══ Dataset
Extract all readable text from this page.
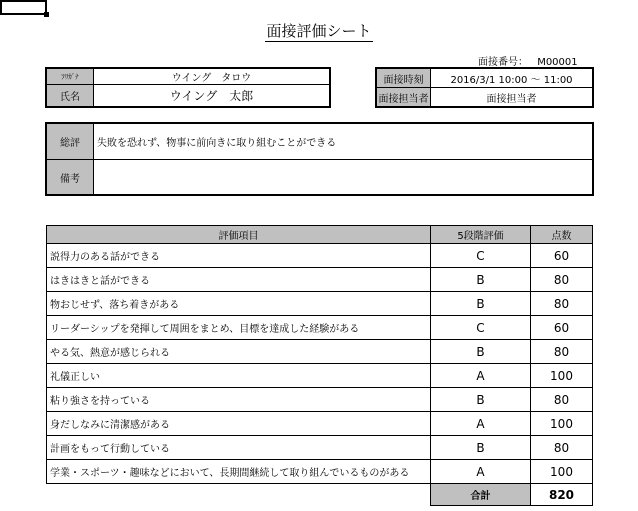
面接評価シート
面接番号： M00001
ﾌﾘｶﾞﾅ	ウイング　タロウ
氏名	ウイング　太郎
面接時刻	2016/3/1 10:00 ～ 11:00
面接担当者	面接担当者
総評	失敗を恐れず、物事に前向きに取り組むことができる
備考	
評価項目	5段階評価	点数
説得力のある話ができる	C	60
はきはきと話ができる	B	80
物おじせず、落ち着きがある	B	80
リーダーシップを発揮して周囲をまとめ、目標を達成した経験がある	C	60
やる気、熱意が感じられる	B	80
礼儀正しい	A	100
粘り強さを持っている	B	80
身だしなみに清潔感がある	A	100
計画をもって行動している	B	80
学業・スポーツ・趣味などにおいて、長期間継続して取り組んでいるものがある	A	100
	合計	820
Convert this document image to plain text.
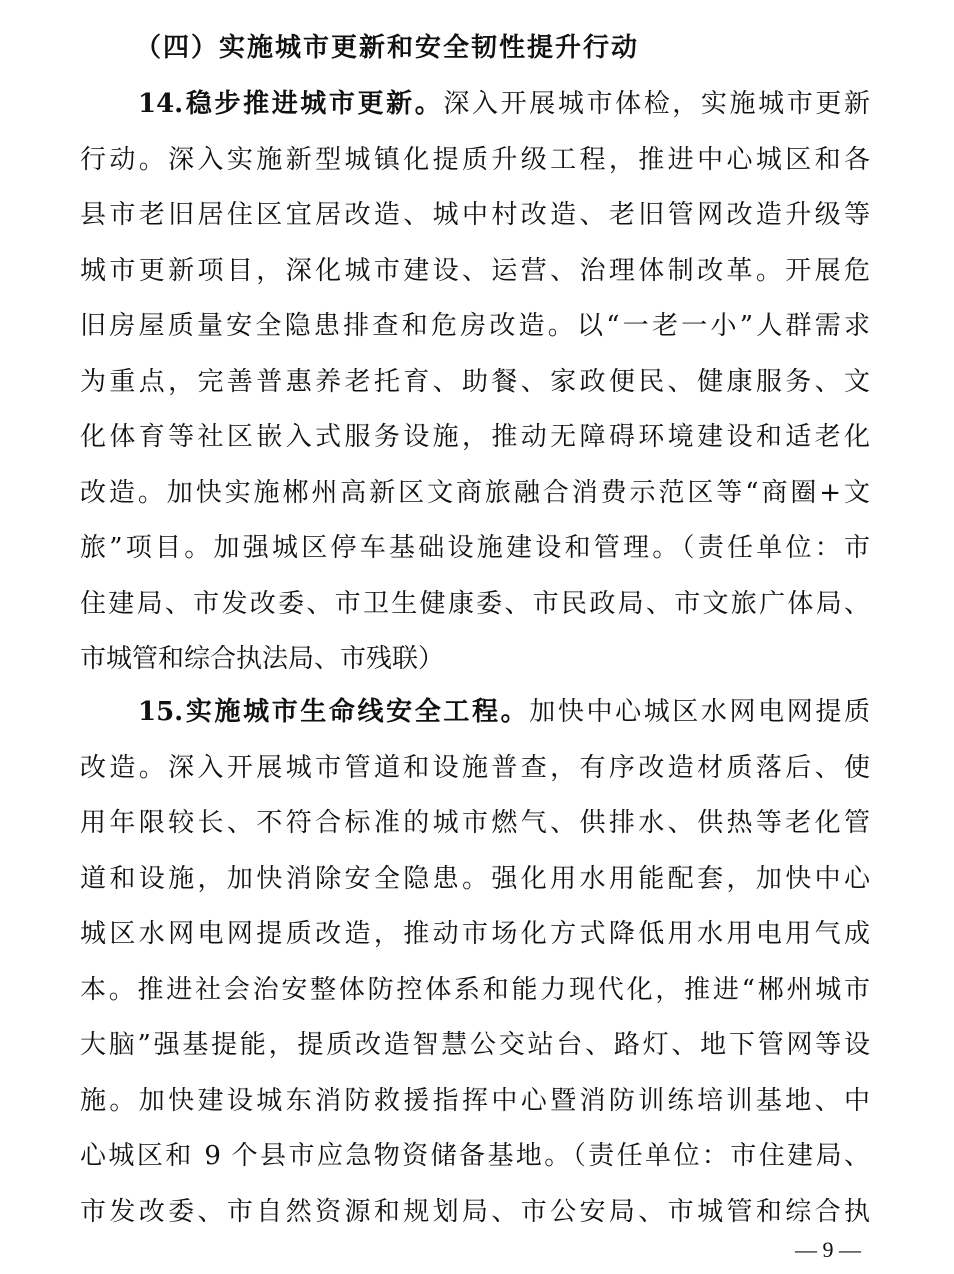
（四）实施城市更新和安全韧性提升行动
14.稳步推进城市更新。深入开展城市体检，实施城市更新
行动。深入实施新型城镇化提质升级工程，推进中心城区和各
县市老旧居住区宜居改造、城中村改造、老旧管网改造升级等
城市更新项目，深化城市建设、运营、治理体制改革。开展危
旧房屋质量安全隐患排查和危房改造。以“一老一小”人群需求
为重点，完善普惠养老托育、助餐、家政便民、健康服务、文
化体育等社区嵌入式服务设施，推动无障碍环境建设和适老化
改造。加快实施郴州高新区文商旅融合消费示范区等“商圈+文
旅”项目。加强城区停车基础设施建设和管理。（责任单位：市
住建局、市发改委、市卫生健康委、市民政局、市文旅广体局、
市城管和综合执法局、市残联）
15.实施城市生命线安全工程。加快中心城区水网电网提质
改造。深入开展城市管道和设施普查，有序改造材质落后、使
用年限较长、不符合标准的城市燃气、供排水、供热等老化管
道和设施，加快消除安全隐患。强化用水用能配套，加快中心
城区水网电网提质改造，推动市场化方式降低用水用电用气成
本。推进社会治安整体防控体系和能力现代化，推进“郴州城市
大脑”强基提能，提质改造智慧公交站台、路灯、地下管网等设
施。加快建设城东消防救援指挥中心暨消防训练培训基地、中
心城区和 9 个县市应急物资储备基地。（责任单位：市住建局、
市发改委、市自然资源和规划局、市公安局、市城管和综合执
— 9 —
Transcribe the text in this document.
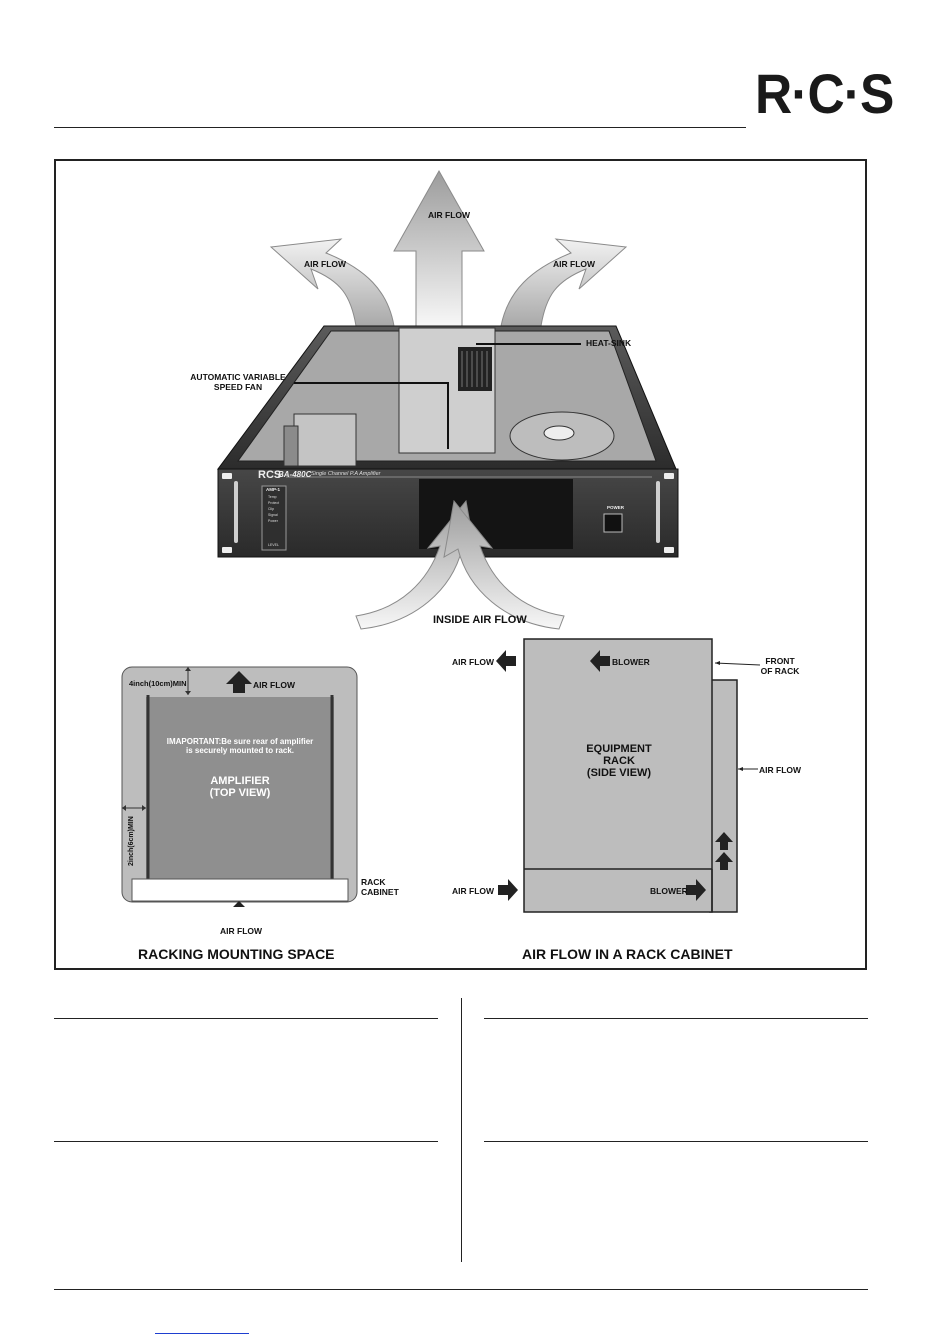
R·C·S
AIR FLOW
AIR FLOW	AIR FLOW
HEAT-SINK
AUTOMATIC VARIABLE
SPEED FAN
RCS
BA-480C Single Channel P.A Amplifier
AMP-1
Temp
Protect
Clip
Signal
Power
LEVEL
POWER
INSIDE AIR FLOW
4inch(10cm)MIN	AIR FLOW
IMAPORTANT:Be sure rear of amplifier
is securely mounted to rack.
AMPLIFIER
(TOP VIEW)
2inch(6cm)MIN
RACK
CABINET
AIR FLOW
RACKING MOUNTING SPACE
AIR FLOW	BLOWER	FRONT
OF RACK
EQUIPMENT
RACK
(SIDE VIEW)	AIR FLOW
AIR FLOW	BLOWER
AIR FLOW IN A RACK CABINET
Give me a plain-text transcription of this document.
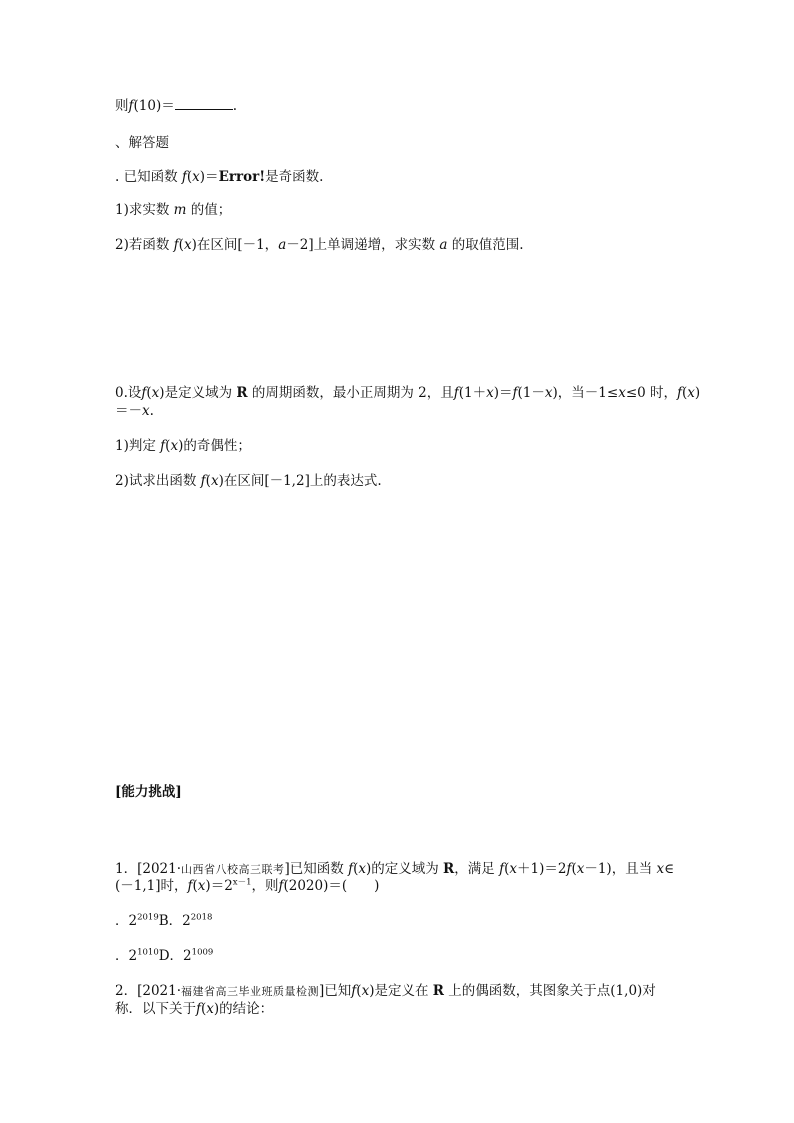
则f(10)＝	.
、解答题
. 已知函数 f(x)＝Error!是奇函数.
1)求实数 m 的值；
2)若函数 f(x)在区间[－1，a－2]上单调递增，求实数 a 的取值范围.
0.设f(x)是定义域为 R 的周期函数，最小正周期为 2，且f(1＋x)＝f(1－x)，当－1≤x≤0 时，f(x)
＝－x.
1)判定 f(x)的奇偶性；
2)试求出函数 f(x)在区间[－1,2]上的表达式.
[能力挑战]
1．[2021·山西省八校高三联考]已知函数 f(x)的定义域为 R，满足 f(x＋1)＝2f(x－1)，且当 x∈
(－1,1]时，$f(x)=2^{x-1}$，则f(2020)＝(　　)
．$2^{2019}B$．$2^{2018}$
．$2^{1010}D$．$2^{1009}$
2．[2021·福建省高三毕业班质量检测]已知f(x)是定义在 R 上的偶函数，其图象关于点(1,0)对
称．以下关于f(x)的结论：
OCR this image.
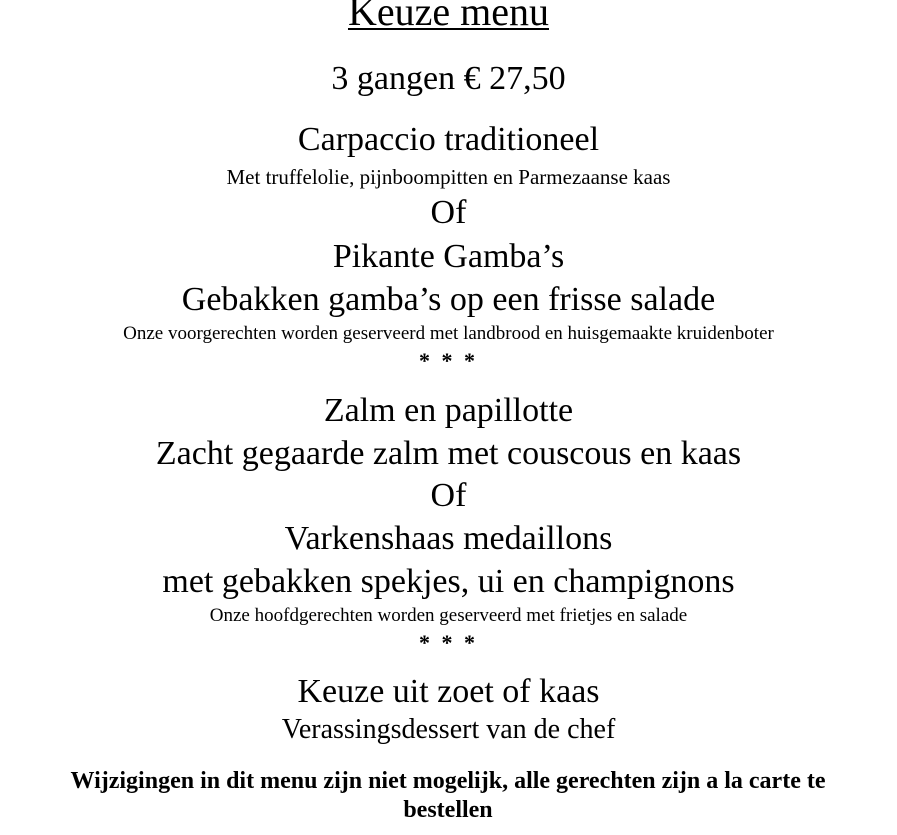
Keuze menu
3 gangen € 27,50
Carpaccio traditioneel
Met truffelolie, pijnboompitten en Parmezaanse kaas
Of
Pikante Gamba’s
Gebakken gamba’s op een frisse salade
Onze voorgerechten worden geserveerd met landbrood en huisgemaakte kruidenboter
* * *
Zalm en papillotte
Zacht gegaarde zalm met couscous en kaas
Of
Varkenshaas medaillons
met gebakken spekjes, ui en champignons
Onze hoofdgerechten worden geserveerd met frietjes en salade
* * *
Keuze uit zoet of kaas
Verassingsdessert van de chef
Wijzigingen in dit menu zijn niet mogelijk, alle gerechten zijn a la carte te bestellen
════
_Task requirements_
Report every line in the data above in which the word "menu" appears.

_Solution to the exercise_
Keuze menu
Wijzigingen in dit menu zijn niet mogelijk, alle gerechten zijn a la carte te bestellen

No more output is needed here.